Tasks to complete.
**1)** Decide whether each statement agrees with the Lua parsing post. For each, answer yes or no and quote the deciding words of the post exactly.
(a) The post calls "X[Y]" and "X.Y" postfix operators.
(b) The post calls case (i) unimportant.
(c) The post says statements following a Return/Break can be executed.
**2)** From the rows, extract the lines beginning with the line that contains "paragraph-area-geogr: Area geogr.: German." and continuing through the line that contains "paragraph-obgleich: Obgleich mir". Reproduce them verbatim.

Supplied passage.
++++

So why break from the general Lua approach? Is this case so hard to
partition? I don't think so.
Consider:
X (Y)
as function application. It happens all the time... Lua code is full of
examples. So what about:
X
(Y)
which starts a statement with a "(". How needed is that? Since "X[Y]" and
"X.Y" are both postfix operators, grouping with a leading parenthesis is
unnecessary. The only cases that require grouping are:
(i) (function (a) ... end)(123)
(ii) (<unop> x)(123)
(iii) (x <binop> y)(123)
Case (i) is important but, as I mentioned on the list a few days ago, the
code can be converted to allow:
function (a) ... end (123)
by changing only a few lines.
Cases (ii) and (iii) are generally an error (unless there has been some
metamethods at work, and even then things like (1+2)(Y) are pretty odd) the
exception being the boolean operators which can easily return functions. For
example "(fred or print)(123)". In this rare case one can either assign the
chosen function to a variable, eg:
local f = fred or print
f(123)
or "bracket" the code with an anonymous function, rather than with "( )",
eg:
function() return (fred or print) end (123)
Not neat, it's true... but a reasonable price to pay for a fairly rare
occurance, and well within the Lua edicts.
*cheers*
Peter Hill.
PS:
With regard to the odd limitation on Break and Return, I think this is
because Return can (but need not) take an argument, making determination of
parsing termination difficult. Why it applies to Break I don't know :-(.
This limit ("must be at end of block") doesn't actually produce a problem in
practice, though, since it is "incorrect" to have statements following a
Return/Break anway, as they can _never_ be executed.
As far as the wrapping Return in "do return end" that's mentioned in the
manual, the only conceivable use is to "comment out" code by making the
following code unexecutable. In Lua5, however, it would be much better just
to use a long comment "--[[".

++++

Entries supplied.

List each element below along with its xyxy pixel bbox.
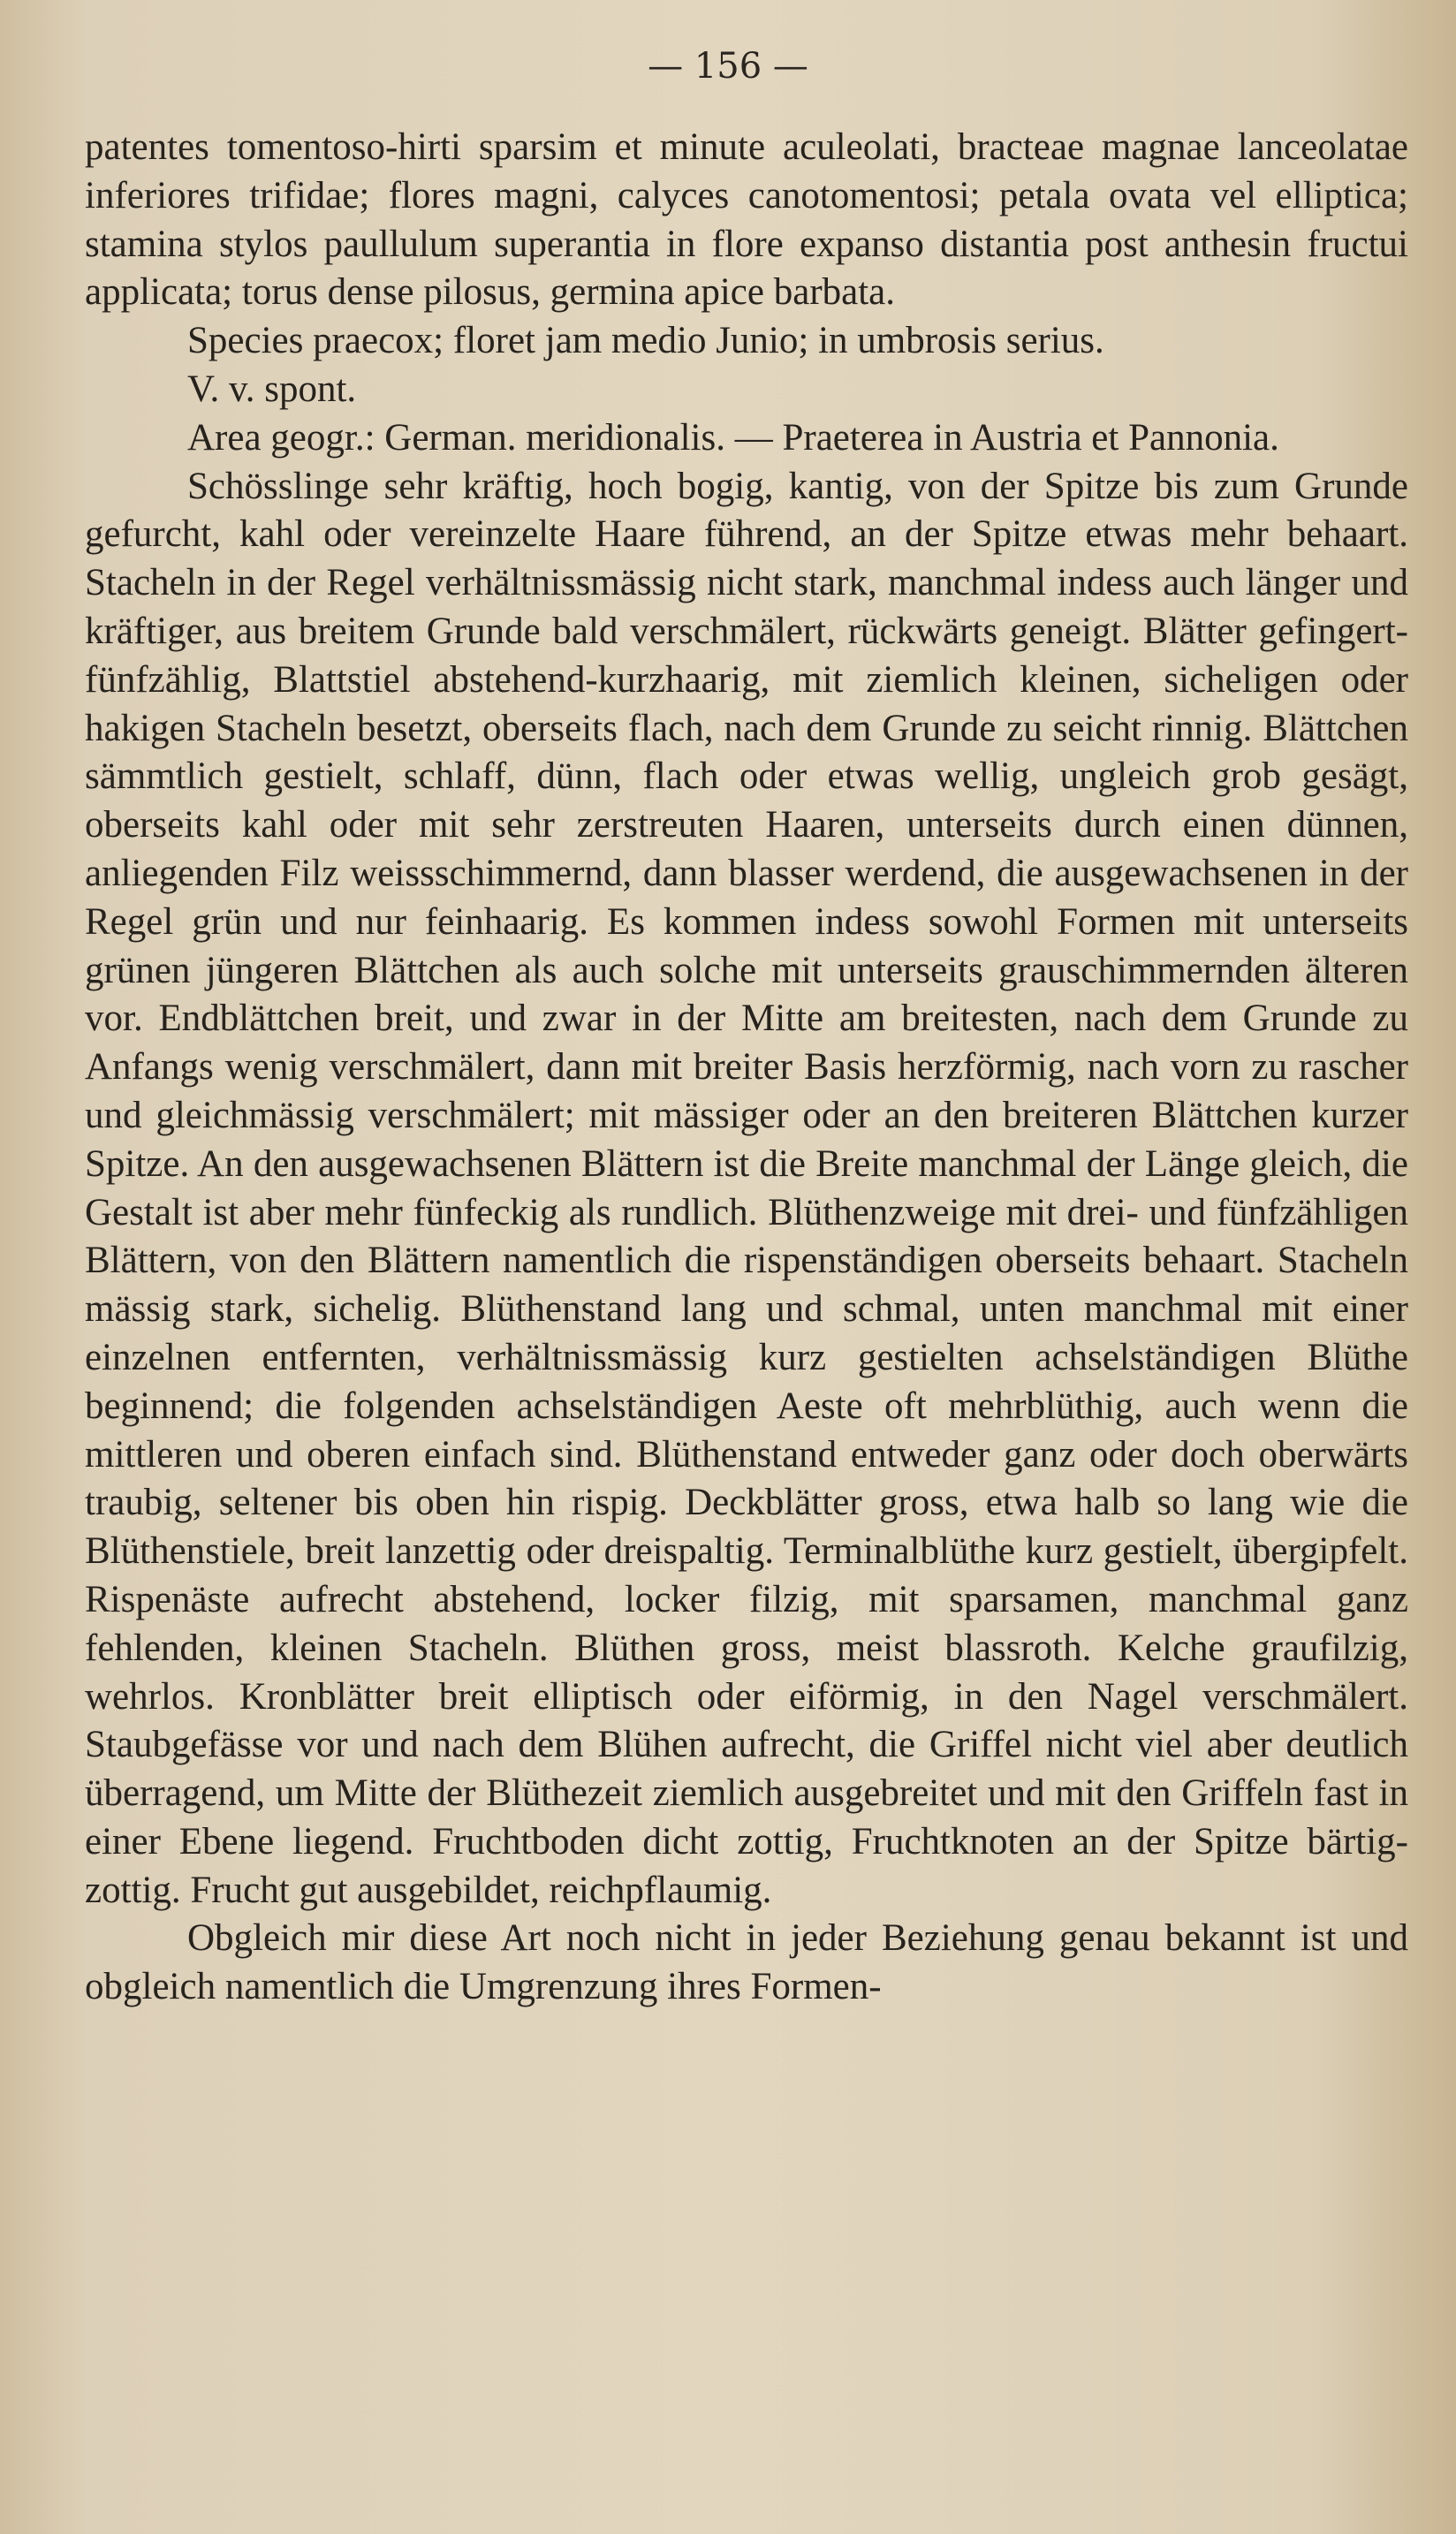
paragraph-area-geogr: Area geogr.: German. meridionalis. — Praeterea in Austria et Pannonia. (187, 416, 1279, 459)
paragraph-obgleich: Obgleich mir diese Art noch nicht in jeder Beziehung genau bekannt ist und obgleich namentlich die Umgrenzung ihres Formen- (85, 1917, 1408, 2008)
paragraph-species-praecox: Species praecox; floret jam medio Junio; in umbrosis serius. (187, 320, 1104, 362)
paragraph-v-v-spont: V. v. spont. (187, 368, 357, 410)
paragraph-latin-description: patentes tomentoso-hirti sparsim et minute aculeolati, bracteae magnae lanceolatae inferiores trifidae; flores magni, calyces canotomentosi; petala ovata vel elliptica; stamina stylos paullulum superantia in flore expanso distantia post anthesin fructui applicata; torus dense pilosus, germina apice barbata. (85, 126, 1408, 314)
text-body (85, 124, 1408, 2012)
page-number: — 156 — (648, 46, 808, 87)
paragraph-german-description: Schösslinge sehr kräftig, hoch bogig, kantig, von der Spitze bis zum Grunde gefurcht, kahl oder vereinzelte Haare führend, an der Spitze etwas mehr behaart. Stacheln in der Regel verhältnissmässig nicht stark, manchmal indess auch länger und kräftiger, aus breitem Grunde bald verschmälert, rückwärts geneigt. Blätter gefingert-fünfzählig, Blattstiel abstehend-kurzhaarig, mit ziemlich kleinen, sicheligen oder hakigen Stacheln besetzt, oberseits flach, nach dem Grunde zu seicht rinnig. Blättchen sämmtlich gestielt, schlaff, dünn, flach oder etwas wellig, ungleich grob gesägt, oberseits kahl oder mit sehr zerstreuten Haaren, unterseits durch einen dünnen, anliegenden Filz weissschimmernd, dann blasser werdend, die ausgewachsenen in der Regel grün und nur feinhaarig. Es kommen indess sowohl Formen mit unterseits grünen jüngeren Blättchen als auch solche mit unterseits grauschimmernden älteren vor. Endblättchen breit, und zwar in der Mitte am breitesten, nach dem Grunde zu Anfangs wenig verschmälert, dann mit breiter Basis herzförmig, nach vorn zu rascher und gleichmässig verschmälert; mit mässiger oder an den breiteren Blättchen kurzer Spitze. An den ausgewachsenen Blättern ist die Breite manchmal der Länge gleich, die Gestalt ist aber mehr fünfeckig als rundlich. Blüthenzweige mit drei- und fünfzähligen Blättern, von den Blättern namentlich die rispenständigen oberseits behaart. Stacheln mässig stark, sichelig. Blüthenstand lang und schmal, unten manchmal mit einer einzelnen entfernten, verhältnissmässig kurz gestielten achselständigen Blüthe beginnend; die folgenden achselständigen Aeste oft mehrblüthig, auch wenn die mittleren und oberen einfach sind. Blüthenstand entweder ganz oder doch oberwärts traubig, seltener bis oben hin rispig. Deckblätter gross, etwa halb so lang wie die Blüthenstiele, breit lanzettig oder dreispaltig. Terminalblüthe kurz gestielt, übergipfelt. Rispenäste aufrecht abstehend, locker filzig, mit sparsamen, manchmal ganz fehlenden, kleinen Stacheln. Blüthen gross, meist blassroth. Kelche graufilzig, wehrlos. Kronblätter breit elliptisch oder eiförmig, in den Nagel verschmälert. Staubgefässe vor und nach dem Blühen aufrecht, die Griffel nicht viel aber deutlich überragend, um Mitte der Blüthezeit ziemlich ausgebreitet und mit den Griffeln fast in einer Ebene liegend. Fruchtboden dicht zottig, Fruchtknoten an der Spitze bärtig-zottig. Frucht gut ausgebildet, reichpflaumig. (85, 465, 1408, 1911)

++++

Responses by task.
**1)**
(a) Yes: "Since "X[Y]" and "X.Y" are both postfix operators"
(b) No: "Case (i) is important"
(c) No: "as they can _never_ be executed."

**2)**
paragraph-area-geogr: Area geogr.: German. meridionalis. — Praeterea in Austria et Pannonia. (187, 416, 1279, 459)
paragraph-obgleich: Obgleich mir diese Art noch nicht in jeder Beziehung genau bekannt ist und obgleich namentlich die Umgrenzung ihres Formen- (85, 1917, 1408, 2008)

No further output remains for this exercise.